▸ WHAT IS ASKED:
Repeat every entry word for word, skipping the pictures.

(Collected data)
● ● ● ● ● ● ●
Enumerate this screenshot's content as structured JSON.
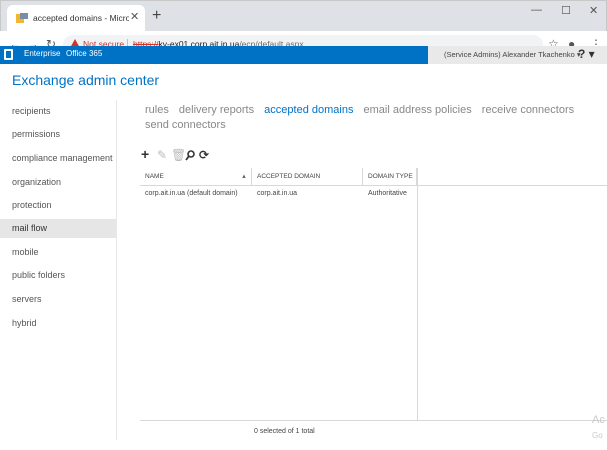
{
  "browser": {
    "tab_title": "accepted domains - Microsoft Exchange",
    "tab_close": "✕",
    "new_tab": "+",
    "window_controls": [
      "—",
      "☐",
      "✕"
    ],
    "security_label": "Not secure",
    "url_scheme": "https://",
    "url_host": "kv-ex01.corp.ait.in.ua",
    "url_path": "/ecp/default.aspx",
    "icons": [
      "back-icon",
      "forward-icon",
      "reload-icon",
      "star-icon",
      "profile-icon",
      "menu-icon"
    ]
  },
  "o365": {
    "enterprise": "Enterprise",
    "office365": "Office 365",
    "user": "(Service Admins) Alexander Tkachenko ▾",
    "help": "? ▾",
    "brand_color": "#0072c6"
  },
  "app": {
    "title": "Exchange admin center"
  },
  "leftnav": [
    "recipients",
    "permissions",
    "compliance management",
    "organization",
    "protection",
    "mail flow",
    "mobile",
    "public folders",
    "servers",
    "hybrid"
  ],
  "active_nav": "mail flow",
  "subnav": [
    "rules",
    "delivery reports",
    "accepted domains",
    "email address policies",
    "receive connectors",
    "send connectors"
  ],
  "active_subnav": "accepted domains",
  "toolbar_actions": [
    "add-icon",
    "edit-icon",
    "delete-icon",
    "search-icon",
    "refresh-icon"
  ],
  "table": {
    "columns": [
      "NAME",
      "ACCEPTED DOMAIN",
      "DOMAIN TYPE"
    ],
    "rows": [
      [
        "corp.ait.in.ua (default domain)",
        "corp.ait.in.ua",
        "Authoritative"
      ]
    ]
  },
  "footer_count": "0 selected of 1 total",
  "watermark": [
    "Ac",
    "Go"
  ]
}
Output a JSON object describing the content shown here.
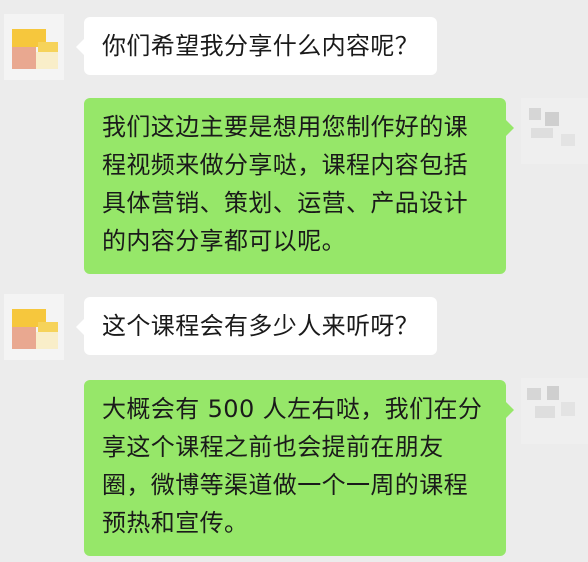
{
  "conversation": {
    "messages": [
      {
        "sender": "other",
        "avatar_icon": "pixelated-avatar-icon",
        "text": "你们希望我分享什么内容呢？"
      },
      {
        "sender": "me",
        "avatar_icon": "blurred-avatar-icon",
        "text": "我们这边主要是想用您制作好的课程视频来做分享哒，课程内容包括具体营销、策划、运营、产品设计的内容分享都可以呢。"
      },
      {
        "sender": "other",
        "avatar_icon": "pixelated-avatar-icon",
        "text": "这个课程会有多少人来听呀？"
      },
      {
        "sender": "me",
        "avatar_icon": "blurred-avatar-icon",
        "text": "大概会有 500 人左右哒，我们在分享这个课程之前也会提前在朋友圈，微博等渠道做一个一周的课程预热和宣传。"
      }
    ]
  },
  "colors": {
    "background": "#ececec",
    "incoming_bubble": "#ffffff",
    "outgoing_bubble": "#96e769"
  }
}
● ● ● ● ● ● ●
▸ SOLUTION TO THIS EXERCISE:
Enumerate this screenshot's content as structured JSON.
{
  "browser": {
    "tab_title": "accepted domains - Microsoft Exchange",
    "tab_close": "✕",
    "new_tab": "+",
    "window_controls": [
      "—",
      "☐",
      "✕"
    ],
    "security_label": "Not secure",
    "url_scheme": "https://",
    "url_host": "kv-ex01.corp.ait.in.ua",
    "url_path": "/ecp/default.aspx",
    "icons": [
      "back-icon",
      "forward-icon",
      "reload-icon",
      "star-icon",
      "profile-icon",
      "menu-icon"
    ]
  },
  "o365": {
    "enterprise": "Enterprise",
    "office365": "Office 365",
    "user": "(Service Admins) Alexander Tkachenko ▾",
    "help": "? ▾",
    "brand_color": "#0072c6"
  },
  "app": {
    "title": "Exchange admin center"
  },
  "leftnav": [
    "recipients",
    "permissions",
    "compliance management",
    "organization",
    "protection",
    "mail flow",
    "mobile",
    "public folders",
    "servers",
    "hybrid"
  ],
  "active_nav": "mail flow",
  "subnav": [
    "rules",
    "delivery reports",
    "accepted domains",
    "email address policies",
    "receive connectors",
    "send connectors"
  ],
  "active_subnav": "accepted domains",
  "toolbar_actions": [
    "add-icon",
    "edit-icon",
    "delete-icon",
    "search-icon",
    "refresh-icon"
  ],
  "table": {
    "columns": [
      "NAME",
      "ACCEPTED DOMAIN",
      "DOMAIN TYPE"
    ],
    "rows": [
      [
        "corp.ait.in.ua (default domain)",
        "corp.ait.in.ua",
        "Authoritative"
      ]
    ]
  },
  "footer_count": "0 selected of 1 total",
  "watermark": [
    "Ac",
    "Go"
  ]
}
Output a JSON object describing the content shown here.
{
  "conversation": {
    "messages": [
      {
        "sender": "other",
        "avatar_icon": "pixelated-avatar-icon",
        "text": "你们希望我分享什么内容呢？"
      },
      {
        "sender": "me",
        "avatar_icon": "blurred-avatar-icon",
        "text": "我们这边主要是想用您制作好的课程视频来做分享哒，课程内容包括具体营销、策划、运营、产品设计的内容分享都可以呢。"
      },
      {
        "sender": "other",
        "avatar_icon": "pixelated-avatar-icon",
        "text": "这个课程会有多少人来听呀？"
      },
      {
        "sender": "me",
        "avatar_icon": "blurred-avatar-icon",
        "text": "大概会有 500 人左右哒，我们在分享这个课程之前也会提前在朋友圈，微博等渠道做一个一周的课程预热和宣传。"
      }
    ]
  },
  "colors": {
    "background": "#ececec",
    "incoming_bubble": "#ffffff",
    "outgoing_bubble": "#96e769"
  }
}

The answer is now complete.